>> begin

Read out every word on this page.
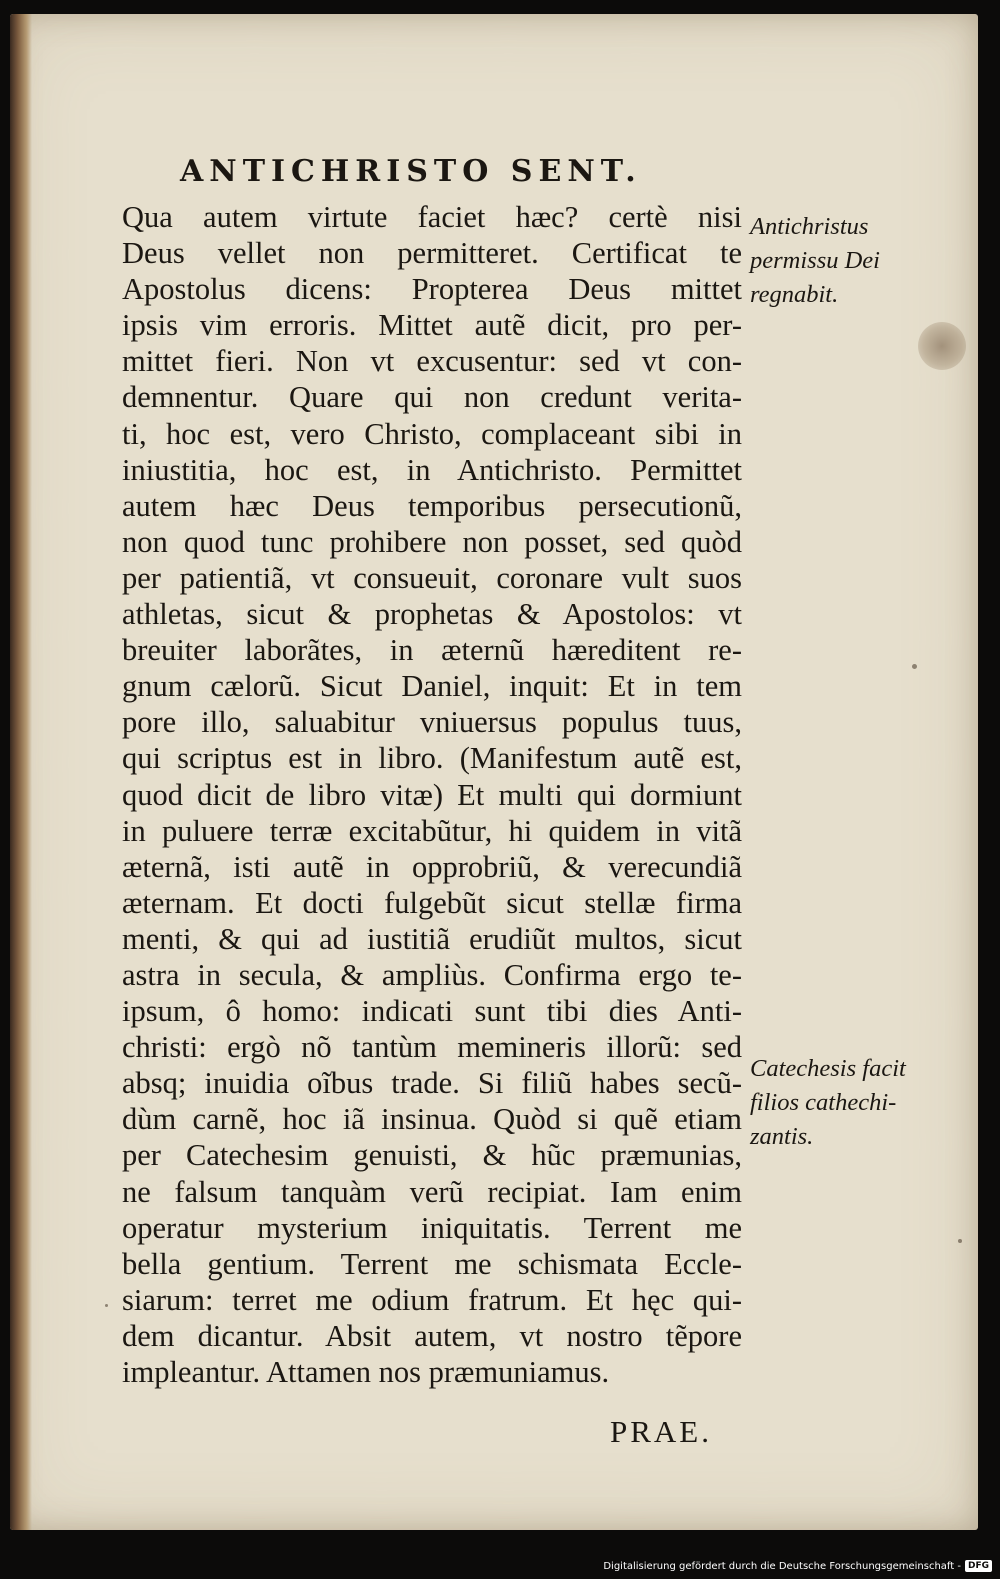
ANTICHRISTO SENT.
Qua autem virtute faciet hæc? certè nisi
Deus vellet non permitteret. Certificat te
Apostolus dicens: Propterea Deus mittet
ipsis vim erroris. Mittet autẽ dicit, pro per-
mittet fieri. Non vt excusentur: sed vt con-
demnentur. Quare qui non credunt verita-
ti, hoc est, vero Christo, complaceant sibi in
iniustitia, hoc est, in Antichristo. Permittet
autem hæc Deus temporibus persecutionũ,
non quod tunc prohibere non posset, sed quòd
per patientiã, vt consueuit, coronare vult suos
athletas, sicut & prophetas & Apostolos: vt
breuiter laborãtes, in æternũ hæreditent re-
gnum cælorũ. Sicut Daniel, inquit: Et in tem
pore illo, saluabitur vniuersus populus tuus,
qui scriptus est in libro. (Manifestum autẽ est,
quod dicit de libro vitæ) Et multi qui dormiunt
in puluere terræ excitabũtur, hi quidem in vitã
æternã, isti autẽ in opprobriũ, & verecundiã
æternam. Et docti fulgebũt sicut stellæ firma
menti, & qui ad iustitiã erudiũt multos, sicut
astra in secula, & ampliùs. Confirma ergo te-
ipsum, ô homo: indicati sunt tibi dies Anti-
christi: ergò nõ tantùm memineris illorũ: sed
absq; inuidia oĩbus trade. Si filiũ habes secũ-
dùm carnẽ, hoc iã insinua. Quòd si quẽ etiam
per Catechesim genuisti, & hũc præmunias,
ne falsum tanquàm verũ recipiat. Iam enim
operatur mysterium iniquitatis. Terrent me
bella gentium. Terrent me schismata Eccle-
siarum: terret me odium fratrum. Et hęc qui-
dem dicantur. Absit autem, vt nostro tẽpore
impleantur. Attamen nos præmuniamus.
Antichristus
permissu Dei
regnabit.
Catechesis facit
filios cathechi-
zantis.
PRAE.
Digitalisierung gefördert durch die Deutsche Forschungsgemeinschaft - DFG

>> end
>> begin

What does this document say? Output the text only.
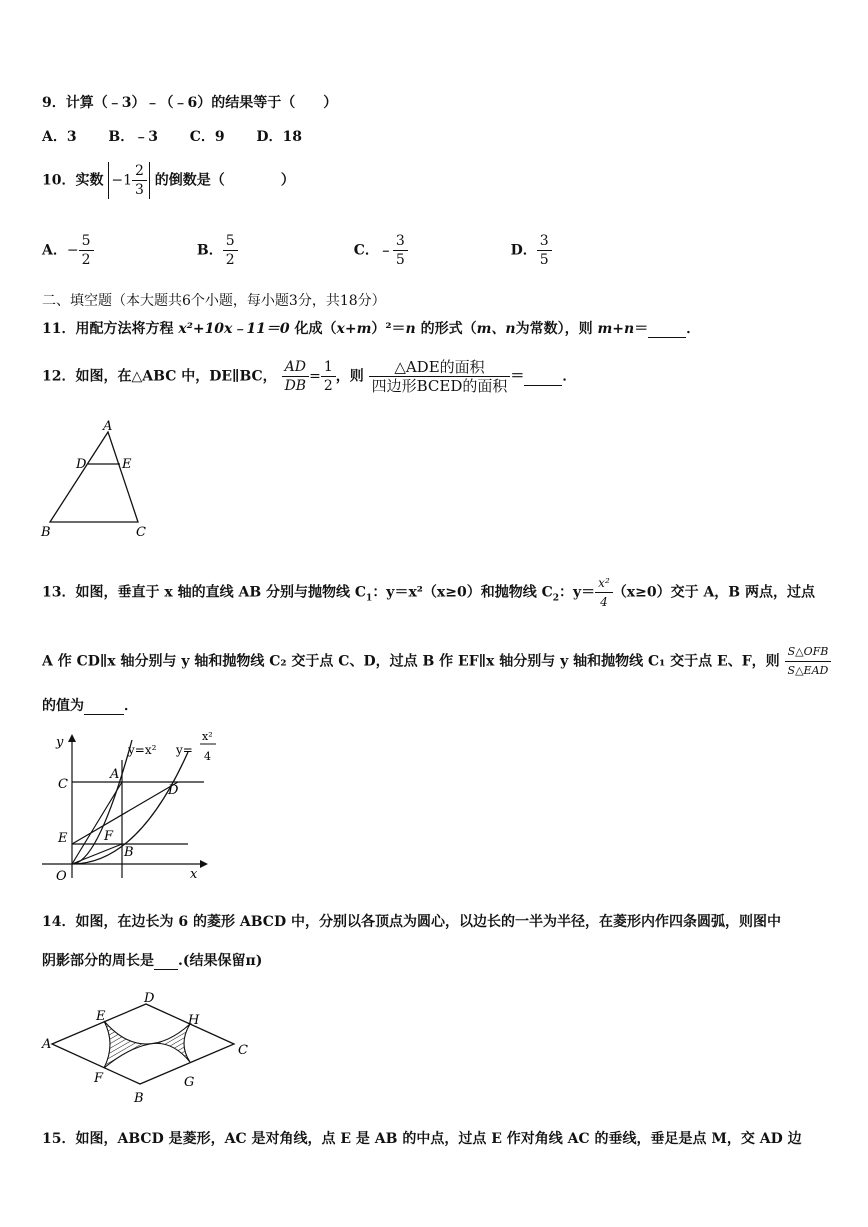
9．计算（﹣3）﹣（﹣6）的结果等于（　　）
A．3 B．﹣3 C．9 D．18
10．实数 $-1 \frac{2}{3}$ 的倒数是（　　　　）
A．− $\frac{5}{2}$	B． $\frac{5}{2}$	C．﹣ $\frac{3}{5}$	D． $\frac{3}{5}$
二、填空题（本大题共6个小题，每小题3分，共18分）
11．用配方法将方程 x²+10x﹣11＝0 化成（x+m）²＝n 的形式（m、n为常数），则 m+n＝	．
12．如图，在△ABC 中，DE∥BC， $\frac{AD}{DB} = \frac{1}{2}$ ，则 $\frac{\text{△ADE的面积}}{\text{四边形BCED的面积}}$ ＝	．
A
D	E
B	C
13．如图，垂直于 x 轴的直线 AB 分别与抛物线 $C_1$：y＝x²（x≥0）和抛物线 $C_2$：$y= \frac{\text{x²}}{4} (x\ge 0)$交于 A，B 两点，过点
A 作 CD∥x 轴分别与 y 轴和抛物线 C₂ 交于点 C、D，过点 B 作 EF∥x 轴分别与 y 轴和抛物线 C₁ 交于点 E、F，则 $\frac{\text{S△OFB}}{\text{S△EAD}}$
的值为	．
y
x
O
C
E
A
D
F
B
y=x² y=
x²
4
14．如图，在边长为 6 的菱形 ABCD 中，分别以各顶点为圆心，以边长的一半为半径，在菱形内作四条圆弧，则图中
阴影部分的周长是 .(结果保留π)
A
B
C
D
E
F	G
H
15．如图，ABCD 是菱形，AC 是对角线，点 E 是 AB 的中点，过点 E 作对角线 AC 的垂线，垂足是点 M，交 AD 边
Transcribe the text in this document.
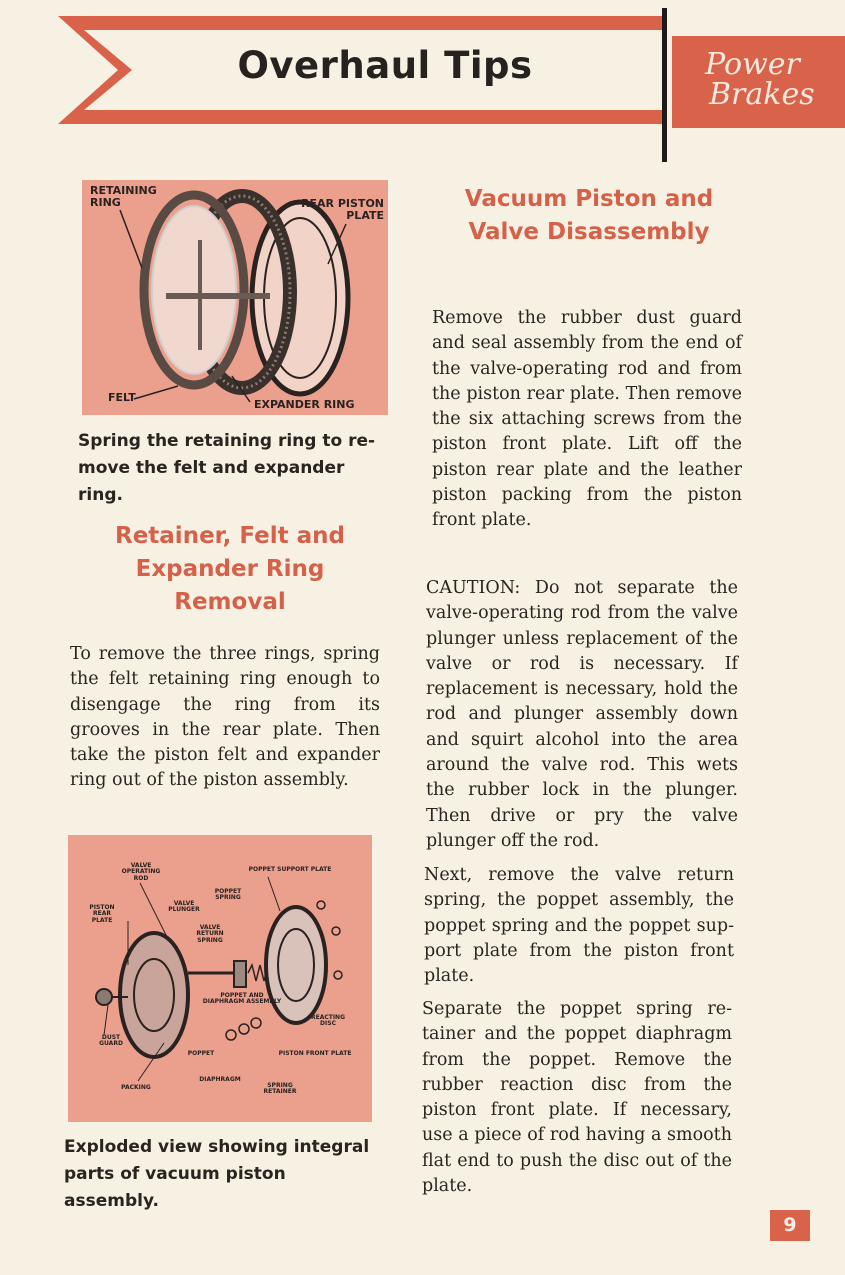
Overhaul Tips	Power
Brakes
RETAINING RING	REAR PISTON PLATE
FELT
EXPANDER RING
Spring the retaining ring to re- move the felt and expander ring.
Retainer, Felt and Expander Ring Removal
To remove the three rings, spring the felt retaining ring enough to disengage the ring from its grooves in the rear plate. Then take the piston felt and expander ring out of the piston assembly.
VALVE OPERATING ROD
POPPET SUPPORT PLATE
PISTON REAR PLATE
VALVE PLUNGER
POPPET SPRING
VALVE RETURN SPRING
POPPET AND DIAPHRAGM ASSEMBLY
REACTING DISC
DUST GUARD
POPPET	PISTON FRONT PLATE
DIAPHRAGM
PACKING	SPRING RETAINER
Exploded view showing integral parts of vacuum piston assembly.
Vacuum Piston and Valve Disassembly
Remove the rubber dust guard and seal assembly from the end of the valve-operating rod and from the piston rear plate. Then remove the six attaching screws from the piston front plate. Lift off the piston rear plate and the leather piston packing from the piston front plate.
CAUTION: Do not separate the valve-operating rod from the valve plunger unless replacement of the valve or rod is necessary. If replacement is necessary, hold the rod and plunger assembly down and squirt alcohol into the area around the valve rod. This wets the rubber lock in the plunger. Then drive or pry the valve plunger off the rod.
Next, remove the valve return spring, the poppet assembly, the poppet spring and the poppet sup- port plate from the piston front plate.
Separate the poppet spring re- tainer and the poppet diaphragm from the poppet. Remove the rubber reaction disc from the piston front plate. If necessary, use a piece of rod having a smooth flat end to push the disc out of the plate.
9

>> end
>> begin

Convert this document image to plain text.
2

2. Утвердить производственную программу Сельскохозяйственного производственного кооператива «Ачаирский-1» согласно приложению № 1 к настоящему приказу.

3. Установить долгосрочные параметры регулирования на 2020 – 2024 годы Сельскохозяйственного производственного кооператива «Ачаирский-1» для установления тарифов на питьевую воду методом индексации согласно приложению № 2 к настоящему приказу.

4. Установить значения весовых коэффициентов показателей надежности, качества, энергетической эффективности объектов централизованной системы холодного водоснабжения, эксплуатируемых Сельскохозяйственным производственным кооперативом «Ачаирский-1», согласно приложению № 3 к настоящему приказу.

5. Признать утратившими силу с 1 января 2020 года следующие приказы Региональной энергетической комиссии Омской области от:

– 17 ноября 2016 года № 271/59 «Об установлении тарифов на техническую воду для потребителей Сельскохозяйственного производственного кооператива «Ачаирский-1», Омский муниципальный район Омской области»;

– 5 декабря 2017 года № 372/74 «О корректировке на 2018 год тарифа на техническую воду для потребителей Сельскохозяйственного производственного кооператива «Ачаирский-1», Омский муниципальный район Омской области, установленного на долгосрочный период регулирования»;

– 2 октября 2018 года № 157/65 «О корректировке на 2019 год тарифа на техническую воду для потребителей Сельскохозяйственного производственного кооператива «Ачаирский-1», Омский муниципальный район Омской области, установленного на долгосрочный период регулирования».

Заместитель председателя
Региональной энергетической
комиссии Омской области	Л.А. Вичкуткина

>> end

→ **Goal of the exercise**
Count every line in the preceding entries where the string "frac" appears, then state only the total.

→ **Task solution**
5